[Records that describe figures]
╔══
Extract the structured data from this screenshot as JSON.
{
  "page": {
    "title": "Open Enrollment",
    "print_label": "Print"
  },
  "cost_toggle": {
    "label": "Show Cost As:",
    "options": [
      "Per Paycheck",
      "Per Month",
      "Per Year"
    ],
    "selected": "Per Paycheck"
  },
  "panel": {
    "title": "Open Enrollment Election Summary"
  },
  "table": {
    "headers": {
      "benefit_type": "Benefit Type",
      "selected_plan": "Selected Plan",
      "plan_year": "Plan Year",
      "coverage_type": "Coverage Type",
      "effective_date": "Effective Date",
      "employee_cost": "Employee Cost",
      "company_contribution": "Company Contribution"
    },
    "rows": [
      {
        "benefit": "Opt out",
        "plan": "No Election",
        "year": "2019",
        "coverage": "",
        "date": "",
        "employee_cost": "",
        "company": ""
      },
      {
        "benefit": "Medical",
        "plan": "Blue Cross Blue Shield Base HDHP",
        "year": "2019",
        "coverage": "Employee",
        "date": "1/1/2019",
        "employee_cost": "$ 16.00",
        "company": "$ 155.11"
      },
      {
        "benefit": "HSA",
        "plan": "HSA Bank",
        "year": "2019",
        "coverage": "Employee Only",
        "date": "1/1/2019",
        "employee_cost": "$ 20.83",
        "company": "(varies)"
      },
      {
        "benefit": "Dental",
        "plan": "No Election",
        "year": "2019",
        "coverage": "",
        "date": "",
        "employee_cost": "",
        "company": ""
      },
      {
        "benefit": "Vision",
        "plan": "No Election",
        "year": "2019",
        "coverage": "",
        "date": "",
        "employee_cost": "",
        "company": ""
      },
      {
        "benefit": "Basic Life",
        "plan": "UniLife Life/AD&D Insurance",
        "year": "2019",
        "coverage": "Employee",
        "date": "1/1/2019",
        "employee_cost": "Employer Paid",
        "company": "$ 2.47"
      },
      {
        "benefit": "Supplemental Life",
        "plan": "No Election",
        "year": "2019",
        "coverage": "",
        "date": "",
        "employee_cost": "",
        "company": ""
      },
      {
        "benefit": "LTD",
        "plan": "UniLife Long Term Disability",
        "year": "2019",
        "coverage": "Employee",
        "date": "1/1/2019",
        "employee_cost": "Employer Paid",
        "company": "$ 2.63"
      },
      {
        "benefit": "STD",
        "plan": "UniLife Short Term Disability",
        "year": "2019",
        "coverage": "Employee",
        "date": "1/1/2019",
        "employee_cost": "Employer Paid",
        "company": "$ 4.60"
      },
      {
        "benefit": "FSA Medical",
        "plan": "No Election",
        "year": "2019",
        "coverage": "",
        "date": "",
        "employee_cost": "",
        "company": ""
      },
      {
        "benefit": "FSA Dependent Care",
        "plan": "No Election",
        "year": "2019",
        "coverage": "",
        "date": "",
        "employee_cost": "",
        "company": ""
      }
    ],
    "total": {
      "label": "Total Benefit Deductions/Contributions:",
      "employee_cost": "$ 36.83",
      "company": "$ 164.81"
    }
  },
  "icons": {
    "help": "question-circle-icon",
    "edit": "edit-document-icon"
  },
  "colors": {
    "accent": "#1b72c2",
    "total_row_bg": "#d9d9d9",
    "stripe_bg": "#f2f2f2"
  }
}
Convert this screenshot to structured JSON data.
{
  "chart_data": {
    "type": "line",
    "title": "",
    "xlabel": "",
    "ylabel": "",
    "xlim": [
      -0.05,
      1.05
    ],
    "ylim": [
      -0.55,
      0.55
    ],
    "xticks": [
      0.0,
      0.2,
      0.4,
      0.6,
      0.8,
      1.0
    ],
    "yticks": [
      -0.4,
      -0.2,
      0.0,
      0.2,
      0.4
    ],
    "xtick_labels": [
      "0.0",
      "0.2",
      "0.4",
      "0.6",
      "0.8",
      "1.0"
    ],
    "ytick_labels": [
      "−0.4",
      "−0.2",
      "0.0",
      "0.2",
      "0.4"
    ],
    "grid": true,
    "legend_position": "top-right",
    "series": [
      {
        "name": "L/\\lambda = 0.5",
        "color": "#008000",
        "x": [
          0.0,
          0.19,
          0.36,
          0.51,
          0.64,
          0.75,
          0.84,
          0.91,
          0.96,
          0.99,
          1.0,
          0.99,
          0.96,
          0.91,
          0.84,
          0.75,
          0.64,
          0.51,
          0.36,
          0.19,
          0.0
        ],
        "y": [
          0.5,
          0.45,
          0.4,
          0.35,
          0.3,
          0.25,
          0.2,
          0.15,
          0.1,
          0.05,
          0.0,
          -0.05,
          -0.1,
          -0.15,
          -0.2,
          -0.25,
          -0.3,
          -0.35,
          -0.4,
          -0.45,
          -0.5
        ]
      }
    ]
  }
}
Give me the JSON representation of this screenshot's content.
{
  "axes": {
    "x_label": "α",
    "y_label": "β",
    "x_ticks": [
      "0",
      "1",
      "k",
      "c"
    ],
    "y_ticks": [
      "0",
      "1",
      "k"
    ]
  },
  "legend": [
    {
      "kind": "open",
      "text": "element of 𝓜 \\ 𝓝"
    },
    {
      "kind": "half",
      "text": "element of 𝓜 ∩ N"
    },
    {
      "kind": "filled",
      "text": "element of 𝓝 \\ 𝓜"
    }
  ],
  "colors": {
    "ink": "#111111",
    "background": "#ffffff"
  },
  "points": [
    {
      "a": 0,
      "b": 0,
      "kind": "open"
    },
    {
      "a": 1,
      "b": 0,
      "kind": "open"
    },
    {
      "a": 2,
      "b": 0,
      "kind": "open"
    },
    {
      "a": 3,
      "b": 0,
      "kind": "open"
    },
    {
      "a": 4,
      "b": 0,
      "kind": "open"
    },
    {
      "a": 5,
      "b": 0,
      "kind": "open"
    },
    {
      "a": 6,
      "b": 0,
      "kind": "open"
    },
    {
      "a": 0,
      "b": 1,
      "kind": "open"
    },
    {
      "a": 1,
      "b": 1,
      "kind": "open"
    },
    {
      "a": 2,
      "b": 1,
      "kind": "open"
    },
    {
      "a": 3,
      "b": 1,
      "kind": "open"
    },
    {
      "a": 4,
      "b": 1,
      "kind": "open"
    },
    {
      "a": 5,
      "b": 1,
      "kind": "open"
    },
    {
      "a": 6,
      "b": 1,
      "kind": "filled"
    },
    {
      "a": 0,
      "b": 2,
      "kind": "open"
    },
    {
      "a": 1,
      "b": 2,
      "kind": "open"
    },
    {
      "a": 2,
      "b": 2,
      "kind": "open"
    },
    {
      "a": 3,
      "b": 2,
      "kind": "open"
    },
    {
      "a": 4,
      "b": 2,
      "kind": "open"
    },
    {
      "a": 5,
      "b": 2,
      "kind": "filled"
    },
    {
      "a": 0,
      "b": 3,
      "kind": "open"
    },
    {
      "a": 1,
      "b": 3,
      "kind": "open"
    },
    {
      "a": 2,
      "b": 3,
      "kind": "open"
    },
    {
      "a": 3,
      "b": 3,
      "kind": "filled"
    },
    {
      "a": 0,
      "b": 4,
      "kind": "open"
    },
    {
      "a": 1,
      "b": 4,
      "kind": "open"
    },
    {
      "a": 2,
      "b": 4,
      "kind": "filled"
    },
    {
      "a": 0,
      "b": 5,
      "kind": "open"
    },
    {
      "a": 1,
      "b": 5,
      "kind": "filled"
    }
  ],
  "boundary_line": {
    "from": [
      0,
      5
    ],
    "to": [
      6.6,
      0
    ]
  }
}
╚══
- **DIRECTIONS FOR THIS TASK**: In the entries above, count every line containing the word "element". Write only the total.

- **THE ANSWER**: 3